**Instructions to follow:** Copy the lines below word for word, leaving every character as it is.

--------------------------------

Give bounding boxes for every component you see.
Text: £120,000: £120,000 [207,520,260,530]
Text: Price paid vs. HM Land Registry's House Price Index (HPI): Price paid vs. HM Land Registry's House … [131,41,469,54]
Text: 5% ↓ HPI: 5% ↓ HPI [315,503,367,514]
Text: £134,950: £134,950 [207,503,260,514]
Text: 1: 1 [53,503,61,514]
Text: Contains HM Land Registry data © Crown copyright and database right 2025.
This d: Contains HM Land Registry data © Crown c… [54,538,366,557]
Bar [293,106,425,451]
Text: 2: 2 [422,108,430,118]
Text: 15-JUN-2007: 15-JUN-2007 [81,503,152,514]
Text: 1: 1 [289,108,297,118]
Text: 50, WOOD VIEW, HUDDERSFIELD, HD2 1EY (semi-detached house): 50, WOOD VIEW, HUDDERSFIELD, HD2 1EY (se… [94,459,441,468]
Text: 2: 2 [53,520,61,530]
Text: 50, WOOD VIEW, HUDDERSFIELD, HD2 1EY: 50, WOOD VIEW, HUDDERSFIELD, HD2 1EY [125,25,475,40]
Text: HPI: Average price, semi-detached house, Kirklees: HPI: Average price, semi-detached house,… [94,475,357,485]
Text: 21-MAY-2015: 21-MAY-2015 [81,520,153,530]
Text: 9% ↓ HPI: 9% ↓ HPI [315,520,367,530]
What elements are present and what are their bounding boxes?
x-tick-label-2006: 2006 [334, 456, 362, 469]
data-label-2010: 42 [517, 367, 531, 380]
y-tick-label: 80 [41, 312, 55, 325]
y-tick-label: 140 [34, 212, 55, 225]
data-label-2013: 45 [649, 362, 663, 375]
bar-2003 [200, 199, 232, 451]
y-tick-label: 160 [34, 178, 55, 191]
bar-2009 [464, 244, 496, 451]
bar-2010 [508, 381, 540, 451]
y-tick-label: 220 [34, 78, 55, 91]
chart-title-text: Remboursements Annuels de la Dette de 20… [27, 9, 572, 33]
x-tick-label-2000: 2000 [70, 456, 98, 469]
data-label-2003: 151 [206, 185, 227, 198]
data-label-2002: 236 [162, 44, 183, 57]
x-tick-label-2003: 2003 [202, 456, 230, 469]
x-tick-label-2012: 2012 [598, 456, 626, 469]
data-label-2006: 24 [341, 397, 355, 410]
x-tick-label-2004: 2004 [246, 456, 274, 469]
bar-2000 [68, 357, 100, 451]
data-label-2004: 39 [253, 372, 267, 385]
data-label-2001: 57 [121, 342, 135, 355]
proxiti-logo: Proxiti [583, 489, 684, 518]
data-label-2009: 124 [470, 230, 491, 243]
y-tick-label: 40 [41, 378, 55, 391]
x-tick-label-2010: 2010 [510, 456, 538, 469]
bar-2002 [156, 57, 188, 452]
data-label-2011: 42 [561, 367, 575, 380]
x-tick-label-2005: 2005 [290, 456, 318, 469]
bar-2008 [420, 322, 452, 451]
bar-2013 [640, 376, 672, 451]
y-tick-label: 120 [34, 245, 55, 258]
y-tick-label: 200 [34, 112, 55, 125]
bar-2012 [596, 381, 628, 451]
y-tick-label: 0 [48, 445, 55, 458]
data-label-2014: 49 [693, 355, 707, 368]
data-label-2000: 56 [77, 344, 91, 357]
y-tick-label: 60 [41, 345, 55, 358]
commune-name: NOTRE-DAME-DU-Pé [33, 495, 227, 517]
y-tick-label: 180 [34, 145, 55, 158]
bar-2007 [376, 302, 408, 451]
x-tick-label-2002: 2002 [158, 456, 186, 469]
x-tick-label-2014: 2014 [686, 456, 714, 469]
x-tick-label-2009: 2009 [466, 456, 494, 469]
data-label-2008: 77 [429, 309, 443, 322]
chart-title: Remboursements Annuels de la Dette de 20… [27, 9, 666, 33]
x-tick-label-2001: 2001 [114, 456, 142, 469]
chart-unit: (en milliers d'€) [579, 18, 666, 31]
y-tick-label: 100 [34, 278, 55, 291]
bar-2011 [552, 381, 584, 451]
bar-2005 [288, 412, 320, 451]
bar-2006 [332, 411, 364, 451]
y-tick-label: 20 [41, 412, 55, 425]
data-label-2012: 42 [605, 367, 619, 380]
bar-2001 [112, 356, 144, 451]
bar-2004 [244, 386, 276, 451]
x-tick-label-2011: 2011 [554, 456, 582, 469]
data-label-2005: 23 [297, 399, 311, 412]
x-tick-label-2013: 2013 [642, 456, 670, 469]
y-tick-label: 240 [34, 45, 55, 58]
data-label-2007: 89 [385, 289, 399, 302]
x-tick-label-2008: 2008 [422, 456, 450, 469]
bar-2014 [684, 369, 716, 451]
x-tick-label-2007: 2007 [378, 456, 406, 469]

--------------------------------

**Task solution:**
Give bounding boxes for every component you see.
Text: £120,000: £120,000 [207,520,260,530]
Text: Price paid vs. HM Land Registry's House Price Index (HPI): Price paid vs. HM Land Registry's House … [131,41,469,54]
Text: 5% ↓ HPI: 5% ↓ HPI [315,503,367,514]
Text: £134,950: £134,950 [207,503,260,514]
Text: 1: 1 [53,503,61,514]
Text: Contains HM Land Registry data © Crown copyright and database right 2025.
This d: Contains HM Land Registry data © Crown c… [54,538,366,557]
Bar [293,106,425,451]
Text: 2: 2 [422,108,430,118]
Text: 15-JUN-2007: 15-JUN-2007 [81,503,152,514]
Text: 1: 1 [289,108,297,118]
Text: 50, WOOD VIEW, HUDDERSFIELD, HD2 1EY (semi-detached house): 50, WOOD VIEW, HUDDERSFIELD, HD2 1EY (se… [94,459,441,468]
Text: 2: 2 [53,520,61,530]
Text: 50, WOOD VIEW, HUDDERSFIELD, HD2 1EY: 50, WOOD VIEW, HUDDERSFIELD, HD2 1EY [125,25,475,40]
Text: HPI: Average price, semi-detached house, Kirklees: HPI: Average price, semi-detached house,… [94,475,357,485]
Text: 21-MAY-2015: 21-MAY-2015 [81,520,153,530]
Text: 9% ↓ HPI: 9% ↓ HPI [315,520,367,530]
What elements are present and what are their bounding boxes?
x-tick-label-2006: 2006 [334, 456, 362, 469]
data-label-2010: 42 [517, 367, 531, 380]
y-tick-label: 80 [41, 312, 55, 325]
y-tick-label: 140 [34, 212, 55, 225]
data-label-2013: 45 [649, 362, 663, 375]
bar-2003 [200, 199, 232, 451]
y-tick-label: 160 [34, 178, 55, 191]
bar-2009 [464, 244, 496, 451]
bar-2010 [508, 381, 540, 451]
y-tick-label: 220 [34, 78, 55, 91]
chart-title-text: Remboursements Annuels de la Dette de 20… [27, 9, 572, 33]
x-tick-label-2000: 2000 [70, 456, 98, 469]
data-label-2003: 151 [206, 185, 227, 198]
data-label-2002: 236 [162, 44, 183, 57]
x-tick-label-2003: 2003 [202, 456, 230, 469]
x-tick-label-2012: 2012 [598, 456, 626, 469]
data-label-2006: 24 [341, 397, 355, 410]
x-tick-label-2004: 2004 [246, 456, 274, 469]
bar-2000 [68, 357, 100, 451]
data-label-2004: 39 [253, 372, 267, 385]
data-label-2001: 57 [121, 342, 135, 355]
proxiti-logo: Proxiti [583, 489, 684, 518]
data-label-2009: 124 [470, 230, 491, 243]
y-tick-label: 40 [41, 378, 55, 391]
x-tick-label-2010: 2010 [510, 456, 538, 469]
bar-2002 [156, 57, 188, 452]
data-label-2011: 42 [561, 367, 575, 380]
x-tick-label-2005: 2005 [290, 456, 318, 469]
bar-2008 [420, 322, 452, 451]
bar-2013 [640, 376, 672, 451]
y-tick-label: 120 [34, 245, 55, 258]
y-tick-label: 200 [34, 112, 55, 125]
bar-2012 [596, 381, 628, 451]
y-tick-label: 0 [48, 445, 55, 458]
data-label-2014: 49 [693, 355, 707, 368]
data-label-2000: 56 [77, 344, 91, 357]
y-tick-label: 60 [41, 345, 55, 358]
commune-name: NOTRE-DAME-DU-Pé [33, 495, 227, 517]
y-tick-label: 180 [34, 145, 55, 158]
bar-2007 [376, 302, 408, 451]
x-tick-label-2002: 2002 [158, 456, 186, 469]
x-tick-label-2014: 2014 [686, 456, 714, 469]
x-tick-label-2009: 2009 [466, 456, 494, 469]
data-label-2008: 77 [429, 309, 443, 322]
chart-title: Remboursements Annuels de la Dette de 20… [27, 9, 666, 33]
x-tick-label-2001: 2001 [114, 456, 142, 469]
chart-unit: (en milliers d'€) [579, 18, 666, 31]
y-tick-label: 100 [34, 278, 55, 291]
bar-2011 [552, 381, 584, 451]
bar-2005 [288, 412, 320, 451]
bar-2006 [332, 411, 364, 451]
y-tick-label: 20 [41, 412, 55, 425]
data-label-2012: 42 [605, 367, 619, 380]
bar-2001 [112, 356, 144, 451]
bar-2004 [244, 386, 276, 451]
x-tick-label-2011: 2011 [554, 456, 582, 469]
data-label-2005: 23 [297, 399, 311, 412]
x-tick-label-2013: 2013 [642, 456, 670, 469]
y-tick-label: 240 [34, 45, 55, 58]
data-label-2007: 89 [385, 289, 399, 302]
x-tick-label-2008: 2008 [422, 456, 450, 469]
bar-2014 [684, 369, 716, 451]
x-tick-label-2007: 2007 [378, 456, 406, 469]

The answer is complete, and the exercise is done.